▶ [Aim] Of all the lines in the records below, how many hold the word "source"? Give the number alone.

▶ [Provided records]
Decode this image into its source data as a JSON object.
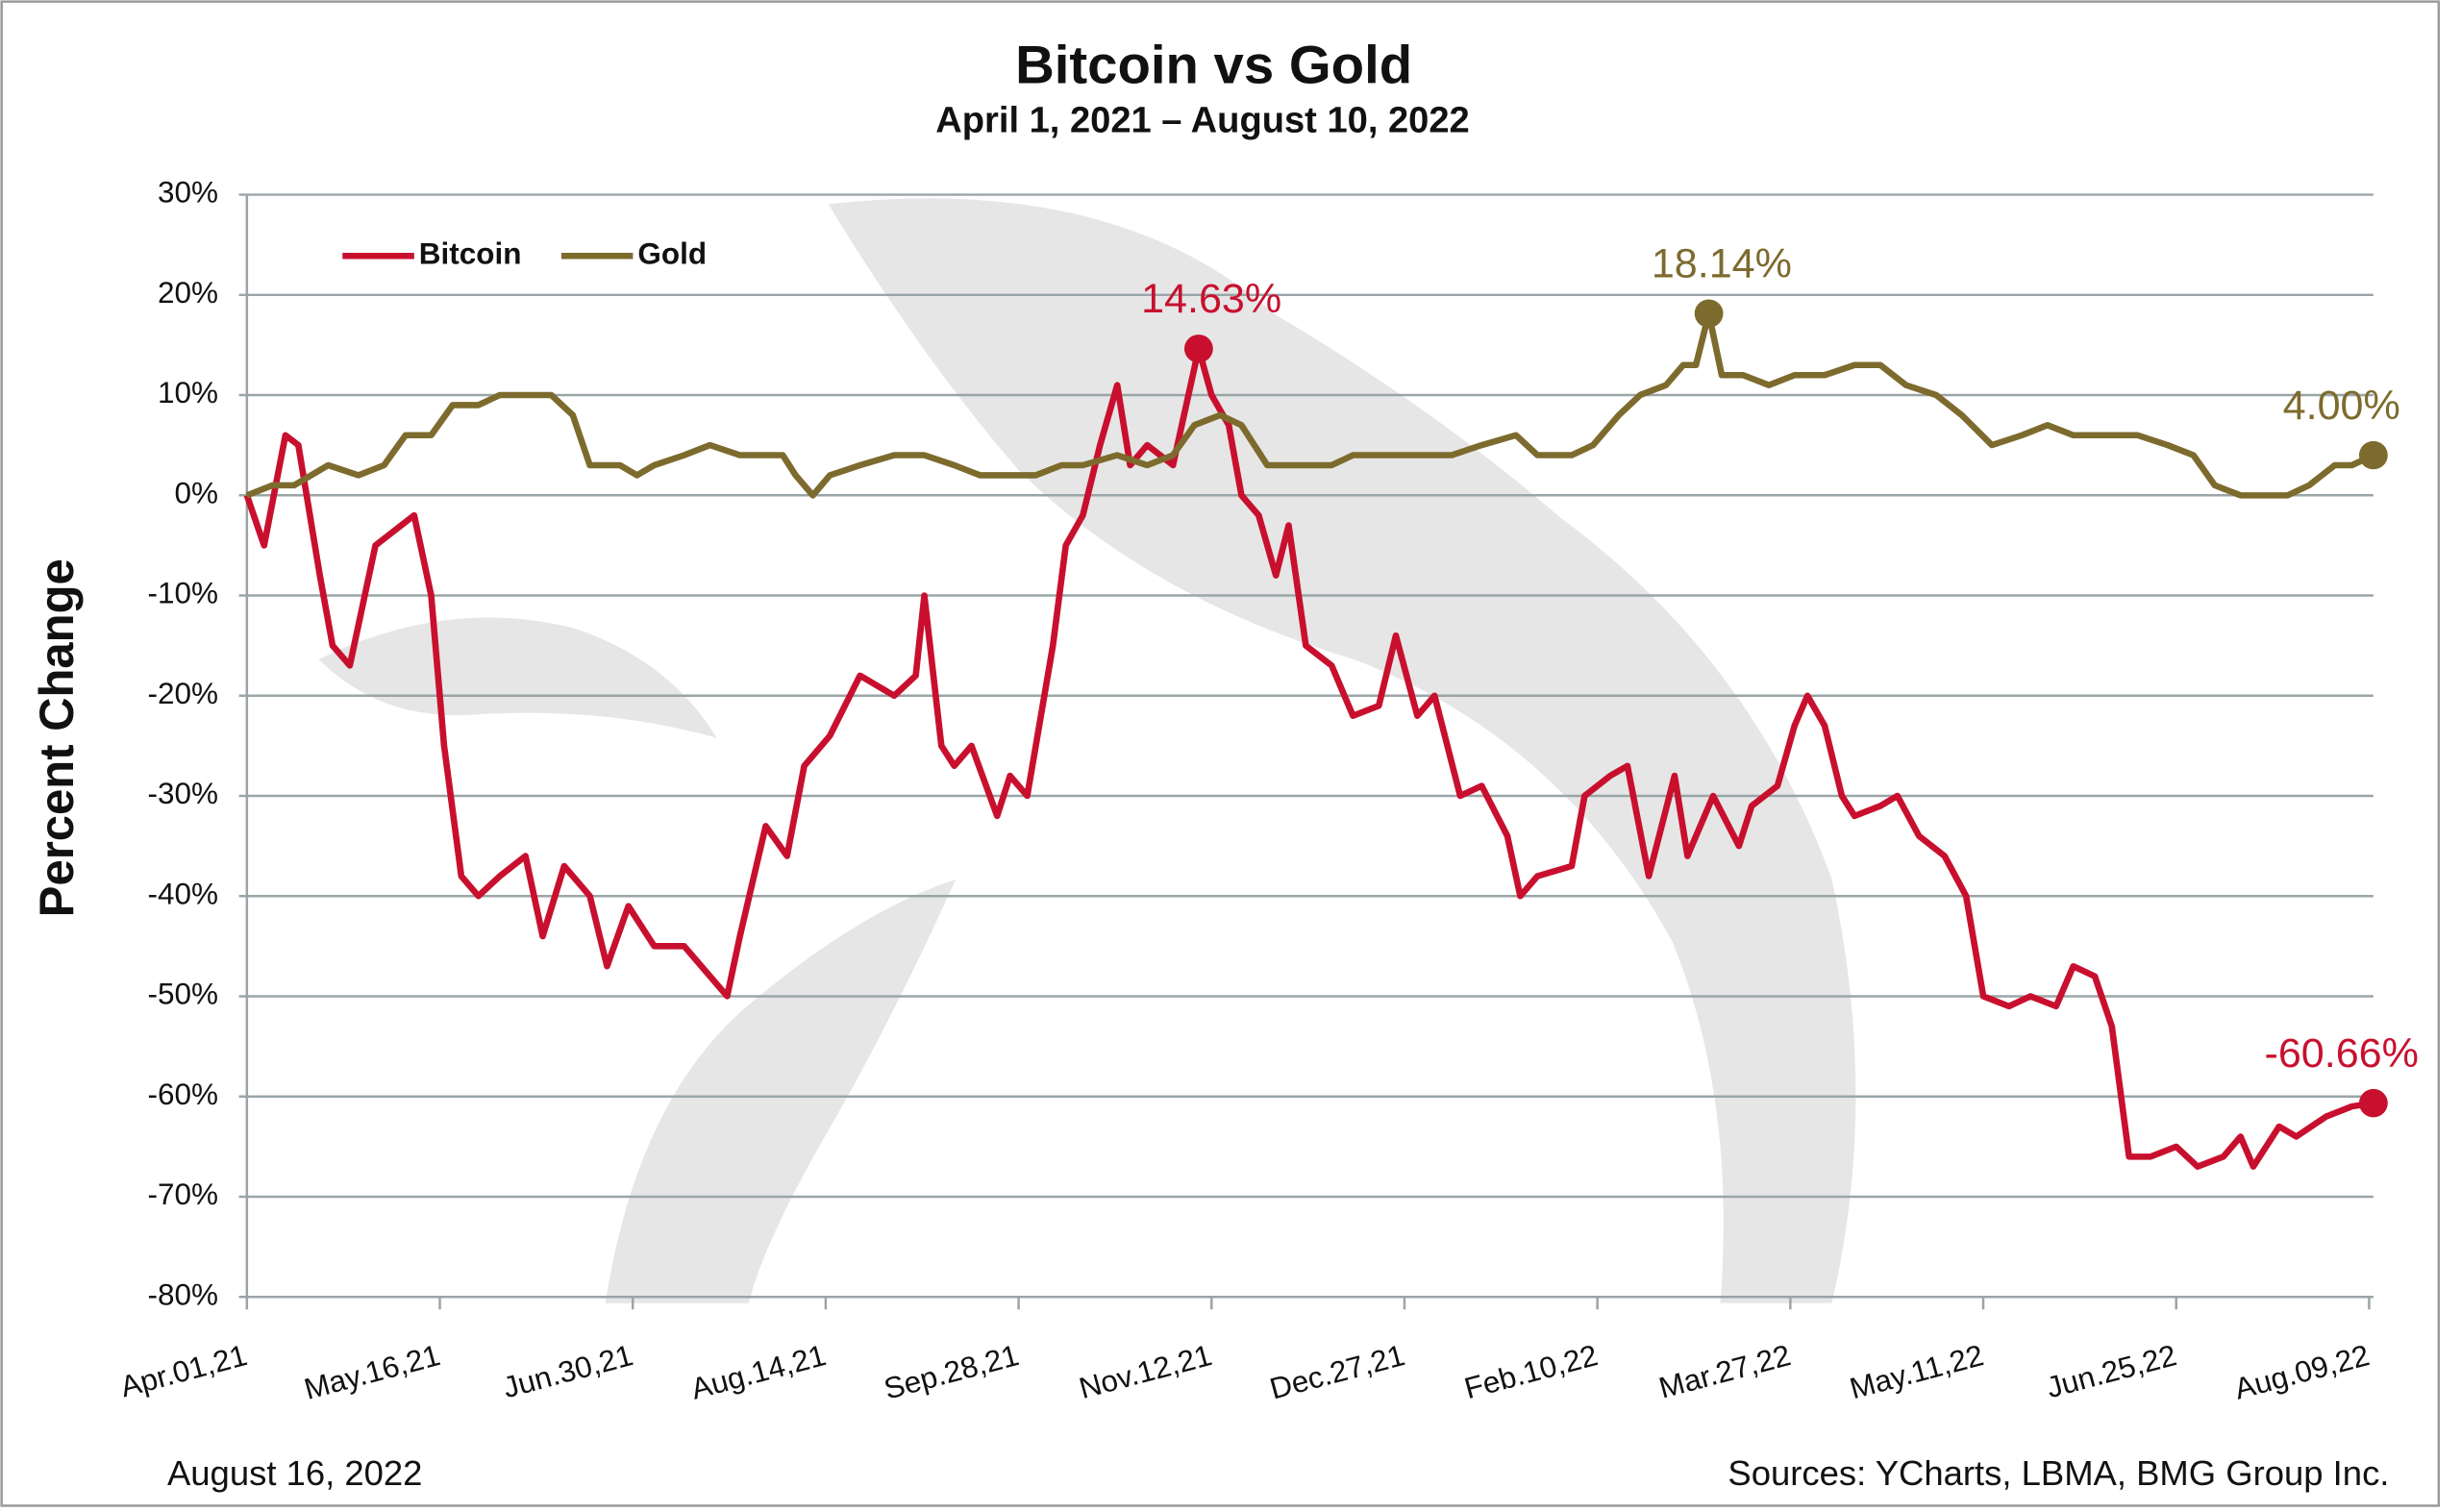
{
  "chart_data": {
    "type": "line",
    "title": "Bitcoin vs Gold",
    "subtitle": "April 1, 2021 – August 10, 2022",
    "ylabel": "Percent Change",
    "date": "August 16, 2022",
    "source": "Sources: YCharts, LBMA, BMG Group Inc.",
    "legend": "top-left",
    "grid": true,
    "xlim": [
      "2021-04-01",
      "2022-08-10"
    ],
    "xticks": [
      {
        "value": "2021-04-01",
        "label": "Apr.01,21"
      },
      {
        "value": "2021-05-16",
        "label": "May.16,21"
      },
      {
        "value": "2021-06-30",
        "label": "Jun.30,21"
      },
      {
        "value": "2021-08-14",
        "label": "Aug.14,21"
      },
      {
        "value": "2021-09-28",
        "label": "Sep.28,21"
      },
      {
        "value": "2021-11-12",
        "label": "Nov.12,21"
      },
      {
        "value": "2021-12-27",
        "label": "Dec.27,21"
      },
      {
        "value": "2022-02-10",
        "label": "Feb.10,22"
      },
      {
        "value": "2022-03-27",
        "label": "Mar.27,22"
      },
      {
        "value": "2022-05-11",
        "label": "May.11,22"
      },
      {
        "value": "2022-06-25",
        "label": "Jun.25,22"
      },
      {
        "value": "2022-08-09",
        "label": "Aug.09,22"
      }
    ],
    "ylim": [
      -80,
      30
    ],
    "yticks": [
      {
        "value": 30,
        "label": "30%"
      },
      {
        "value": 20,
        "label": "20%"
      },
      {
        "value": 10,
        "label": "10%"
      },
      {
        "value": 0,
        "label": "0%"
      },
      {
        "value": -10,
        "label": "-10%"
      },
      {
        "value": -20,
        "label": "-20%"
      },
      {
        "value": -30,
        "label": "-30%"
      },
      {
        "value": -40,
        "label": "-40%"
      },
      {
        "value": -50,
        "label": "-50%"
      },
      {
        "value": -60,
        "label": "-60%"
      },
      {
        "value": -70,
        "label": "-70%"
      },
      {
        "value": -80,
        "label": "-80%"
      }
    ],
    "series": [
      {
        "name": "Bitcoin",
        "color": "#c8102e",
        "x": [
          "2021-04-01",
          "2021-04-05",
          "2021-04-10",
          "2021-04-13",
          "2021-04-18",
          "2021-04-21",
          "2021-04-25",
          "2021-05-01",
          "2021-05-10",
          "2021-05-14",
          "2021-05-17",
          "2021-05-21",
          "2021-05-25",
          "2021-05-30",
          "2021-06-05",
          "2021-06-09",
          "2021-06-14",
          "2021-06-20",
          "2021-06-24",
          "2021-06-29",
          "2021-07-05",
          "2021-07-12",
          "2021-07-22",
          "2021-07-25",
          "2021-07-31",
          "2021-08-05",
          "2021-08-09",
          "2021-08-15",
          "2021-08-22",
          "2021-08-30",
          "2021-09-04",
          "2021-09-06",
          "2021-09-10",
          "2021-09-13",
          "2021-09-17",
          "2021-09-23",
          "2021-09-26",
          "2021-09-30",
          "2021-10-06",
          "2021-10-09",
          "2021-10-13",
          "2021-10-17",
          "2021-10-21",
          "2021-10-24",
          "2021-10-28",
          "2021-11-03",
          "2021-11-09",
          "2021-11-12",
          "2021-11-16",
          "2021-11-19",
          "2021-11-23",
          "2021-11-27",
          "2021-11-30",
          "2021-12-04",
          "2021-12-10",
          "2021-12-15",
          "2021-12-21",
          "2021-12-25",
          "2021-12-30",
          "2022-01-03",
          "2022-01-09",
          "2022-01-14",
          "2022-01-20",
          "2022-01-23",
          "2022-01-27",
          "2022-02-04",
          "2022-02-07",
          "2022-02-13",
          "2022-02-17",
          "2022-02-22",
          "2022-02-28",
          "2022-03-03",
          "2022-03-09",
          "2022-03-15",
          "2022-03-18",
          "2022-03-24",
          "2022-03-28",
          "2022-03-31",
          "2022-04-04",
          "2022-04-08",
          "2022-04-11",
          "2022-04-17",
          "2022-04-21",
          "2022-04-26",
          "2022-05-02",
          "2022-05-07",
          "2022-05-11",
          "2022-05-17",
          "2022-05-22",
          "2022-05-28",
          "2022-06-01",
          "2022-06-06",
          "2022-06-10",
          "2022-06-14",
          "2022-06-19",
          "2022-06-25",
          "2022-06-30",
          "2022-07-06",
          "2022-07-10",
          "2022-07-13",
          "2022-07-19",
          "2022-07-23",
          "2022-07-30",
          "2022-08-05",
          "2022-08-10"
        ],
        "values": [
          0,
          -5,
          6,
          5,
          -8,
          -15,
          -17,
          -5,
          -2,
          -10,
          -25,
          -38,
          -40,
          -38,
          -36,
          -44,
          -37,
          -40,
          -47,
          -41,
          -45,
          -45,
          -50,
          -44,
          -33,
          -36,
          -27,
          -24,
          -18,
          -20,
          -18,
          -10,
          -25,
          -27,
          -25,
          -32,
          -28,
          -30,
          -15,
          -5,
          -2,
          5,
          11,
          3,
          5,
          3,
          14.63,
          10,
          7,
          0,
          -2,
          -8,
          -3,
          -15,
          -17,
          -22,
          -21,
          -14,
          -22,
          -20,
          -30,
          -29,
          -34,
          -40,
          -38,
          -37,
          -30,
          -28,
          -27,
          -38,
          -28,
          -36,
          -30,
          -35,
          -31,
          -29,
          -23,
          -20,
          -23,
          -30,
          -32,
          -31,
          -30,
          -34,
          -36,
          -40,
          -50,
          -51,
          -50,
          -51,
          -47,
          -48,
          -53,
          -66,
          -66,
          -65,
          -67,
          -66,
          -64,
          -67,
          -63,
          -64,
          -62,
          -61,
          -60.66
        ],
        "value_labels": [
          null,
          null,
          null,
          null,
          null,
          null,
          null,
          null,
          null,
          null,
          null,
          null,
          null,
          null,
          null,
          null,
          null,
          null,
          null,
          null,
          null,
          null,
          null,
          null,
          null,
          null,
          null,
          null,
          null,
          null,
          null,
          null,
          null,
          null,
          null,
          null,
          null,
          null,
          null,
          null,
          null,
          null,
          null,
          null,
          null,
          null,
          "14.63%",
          null,
          null,
          null,
          null,
          null,
          null,
          null,
          null,
          null,
          null,
          null,
          null,
          null,
          null,
          null,
          null,
          null,
          null,
          null,
          null,
          null,
          null,
          null,
          null,
          null,
          null,
          null,
          null,
          null,
          null,
          null,
          null,
          null,
          null,
          null,
          null,
          null,
          null,
          null,
          null,
          null,
          null,
          null,
          null,
          null,
          null,
          null,
          null,
          null,
          null,
          null,
          null,
          null,
          null,
          null,
          null,
          null,
          "-60.66%"
        ]
      },
      {
        "name": "Gold",
        "color": "#7d6b2e",
        "x": [
          "2021-04-01",
          "2021-04-07",
          "2021-04-12",
          "2021-04-20",
          "2021-04-27",
          "2021-05-03",
          "2021-05-08",
          "2021-05-14",
          "2021-05-19",
          "2021-05-25",
          "2021-05-30",
          "2021-06-05",
          "2021-06-11",
          "2021-06-16",
          "2021-06-20",
          "2021-06-27",
          "2021-07-01",
          "2021-07-05",
          "2021-07-12",
          "2021-07-18",
          "2021-07-25",
          "2021-08-04",
          "2021-08-07",
          "2021-08-11",
          "2021-08-15",
          "2021-08-22",
          "2021-08-30",
          "2021-09-06",
          "2021-09-13",
          "2021-09-19",
          "2021-09-26",
          "2021-10-02",
          "2021-10-08",
          "2021-10-13",
          "2021-10-21",
          "2021-10-28",
          "2021-11-03",
          "2021-11-08",
          "2021-11-14",
          "2021-11-19",
          "2021-11-25",
          "2021-12-02",
          "2021-12-10",
          "2021-12-15",
          "2021-12-23",
          "2021-12-30",
          "2022-01-07",
          "2022-01-14",
          "2022-01-22",
          "2022-01-27",
          "2022-02-04",
          "2022-02-09",
          "2022-02-15",
          "2022-02-20",
          "2022-02-26",
          "2022-03-02",
          "2022-03-05",
          "2022-03-08",
          "2022-03-11",
          "2022-03-16",
          "2022-03-22",
          "2022-03-28",
          "2022-04-04",
          "2022-04-11",
          "2022-04-17",
          "2022-04-23",
          "2022-04-30",
          "2022-05-06",
          "2022-05-13",
          "2022-05-20",
          "2022-05-26",
          "2022-06-01",
          "2022-06-08",
          "2022-06-16",
          "2022-06-23",
          "2022-06-29",
          "2022-07-04",
          "2022-07-10",
          "2022-07-15",
          "2022-07-21",
          "2022-07-26",
          "2022-08-01",
          "2022-08-05",
          "2022-08-10"
        ],
        "values": [
          0,
          1,
          1,
          3,
          2,
          3,
          6,
          6,
          9,
          9,
          10,
          10,
          10,
          8,
          3,
          3,
          2,
          3,
          4,
          5,
          4,
          4,
          2,
          0,
          2,
          3,
          4,
          4,
          3,
          2,
          2,
          2,
          3,
          3,
          4,
          3,
          4,
          7,
          8,
          7,
          3,
          3,
          3,
          4,
          4,
          4,
          4,
          5,
          6,
          4,
          4,
          5,
          8,
          10,
          11,
          13,
          13,
          18.14,
          12,
          12,
          11,
          12,
          12,
          13,
          13,
          11,
          10,
          8,
          5,
          6,
          7,
          6,
          6,
          6,
          5,
          4,
          1,
          0,
          0,
          0,
          1,
          3,
          3,
          4
        ],
        "value_labels": [
          null,
          null,
          null,
          null,
          null,
          null,
          null,
          null,
          null,
          null,
          null,
          null,
          null,
          null,
          null,
          null,
          null,
          null,
          null,
          null,
          null,
          null,
          null,
          null,
          null,
          null,
          null,
          null,
          null,
          null,
          null,
          null,
          null,
          null,
          null,
          null,
          null,
          null,
          null,
          null,
          null,
          null,
          null,
          null,
          null,
          null,
          null,
          null,
          null,
          null,
          null,
          null,
          null,
          null,
          null,
          null,
          null,
          "18.14%",
          null,
          null,
          null,
          null,
          null,
          null,
          null,
          null,
          null,
          null,
          null,
          null,
          null,
          null,
          null,
          null,
          null,
          null,
          null,
          null,
          null,
          null,
          null,
          null,
          null,
          "4.00%"
        ]
      }
    ]
  }
}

▶ [Exercise response] 2